PROVIDED DATA:
[Start]
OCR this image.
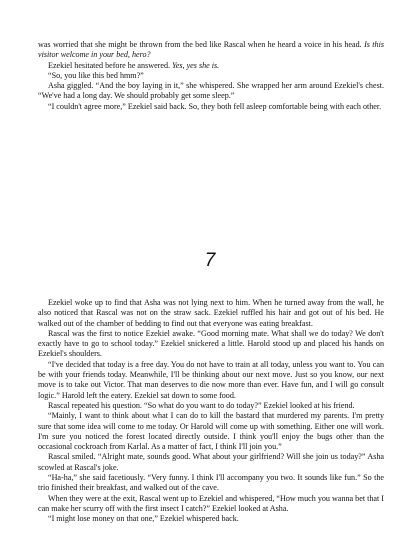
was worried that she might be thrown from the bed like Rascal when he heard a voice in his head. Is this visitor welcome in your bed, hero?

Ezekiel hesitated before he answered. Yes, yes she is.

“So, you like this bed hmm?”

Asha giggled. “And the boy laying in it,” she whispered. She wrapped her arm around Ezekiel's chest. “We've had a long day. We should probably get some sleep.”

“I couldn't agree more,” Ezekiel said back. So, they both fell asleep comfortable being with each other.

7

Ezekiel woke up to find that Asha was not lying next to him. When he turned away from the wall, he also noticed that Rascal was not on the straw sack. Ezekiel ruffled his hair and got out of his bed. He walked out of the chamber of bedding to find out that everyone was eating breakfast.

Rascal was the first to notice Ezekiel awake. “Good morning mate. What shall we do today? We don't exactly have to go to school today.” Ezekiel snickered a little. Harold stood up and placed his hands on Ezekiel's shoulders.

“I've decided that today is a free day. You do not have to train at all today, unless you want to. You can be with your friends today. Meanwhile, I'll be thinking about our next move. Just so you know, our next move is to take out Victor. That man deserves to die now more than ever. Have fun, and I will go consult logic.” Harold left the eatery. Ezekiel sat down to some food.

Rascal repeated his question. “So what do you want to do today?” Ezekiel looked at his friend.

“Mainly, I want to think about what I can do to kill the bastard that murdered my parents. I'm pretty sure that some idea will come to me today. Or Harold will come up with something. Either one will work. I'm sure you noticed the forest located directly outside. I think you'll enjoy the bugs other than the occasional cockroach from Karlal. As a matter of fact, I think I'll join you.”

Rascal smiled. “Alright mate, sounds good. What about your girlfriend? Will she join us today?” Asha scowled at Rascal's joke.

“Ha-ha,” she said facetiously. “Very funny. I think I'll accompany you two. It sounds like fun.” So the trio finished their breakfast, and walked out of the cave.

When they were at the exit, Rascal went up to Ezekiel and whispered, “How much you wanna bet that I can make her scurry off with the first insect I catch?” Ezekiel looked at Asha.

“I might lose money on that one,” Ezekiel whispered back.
[End]
[Start]
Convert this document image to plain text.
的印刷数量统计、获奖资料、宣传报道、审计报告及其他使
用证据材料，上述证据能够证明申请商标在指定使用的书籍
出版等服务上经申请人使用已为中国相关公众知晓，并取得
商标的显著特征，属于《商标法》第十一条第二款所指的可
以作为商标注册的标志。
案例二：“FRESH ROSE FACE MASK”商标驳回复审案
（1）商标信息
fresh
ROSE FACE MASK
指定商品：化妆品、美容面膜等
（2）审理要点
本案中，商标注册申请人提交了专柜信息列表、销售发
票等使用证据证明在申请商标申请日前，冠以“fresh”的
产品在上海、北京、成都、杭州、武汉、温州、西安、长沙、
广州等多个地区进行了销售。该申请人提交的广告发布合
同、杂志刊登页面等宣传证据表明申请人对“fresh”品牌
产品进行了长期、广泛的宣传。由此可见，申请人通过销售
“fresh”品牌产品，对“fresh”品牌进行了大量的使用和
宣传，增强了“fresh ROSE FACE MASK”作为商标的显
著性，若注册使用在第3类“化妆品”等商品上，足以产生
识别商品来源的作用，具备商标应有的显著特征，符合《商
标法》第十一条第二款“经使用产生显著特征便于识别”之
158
[End]
[Start]
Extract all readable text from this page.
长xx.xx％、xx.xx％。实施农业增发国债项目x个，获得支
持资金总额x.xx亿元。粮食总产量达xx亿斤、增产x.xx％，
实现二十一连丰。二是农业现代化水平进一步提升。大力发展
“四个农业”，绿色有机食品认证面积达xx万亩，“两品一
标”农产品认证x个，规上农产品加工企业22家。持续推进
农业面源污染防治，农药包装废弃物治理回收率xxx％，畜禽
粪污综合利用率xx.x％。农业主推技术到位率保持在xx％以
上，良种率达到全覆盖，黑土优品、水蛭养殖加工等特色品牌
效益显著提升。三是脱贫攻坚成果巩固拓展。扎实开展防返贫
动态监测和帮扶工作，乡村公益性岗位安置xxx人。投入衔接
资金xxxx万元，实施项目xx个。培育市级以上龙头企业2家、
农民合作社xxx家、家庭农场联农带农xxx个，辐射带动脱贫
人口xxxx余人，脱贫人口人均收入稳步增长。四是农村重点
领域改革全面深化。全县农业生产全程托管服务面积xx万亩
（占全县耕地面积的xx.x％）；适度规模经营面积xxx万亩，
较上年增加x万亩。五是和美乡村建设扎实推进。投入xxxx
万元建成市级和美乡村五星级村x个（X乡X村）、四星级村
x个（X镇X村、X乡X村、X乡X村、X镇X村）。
[End]
TASK DETAILS: How many lines of the entries above hold the string "image"? Reply with the number alone.

ANSWER FOR THE TASK: 2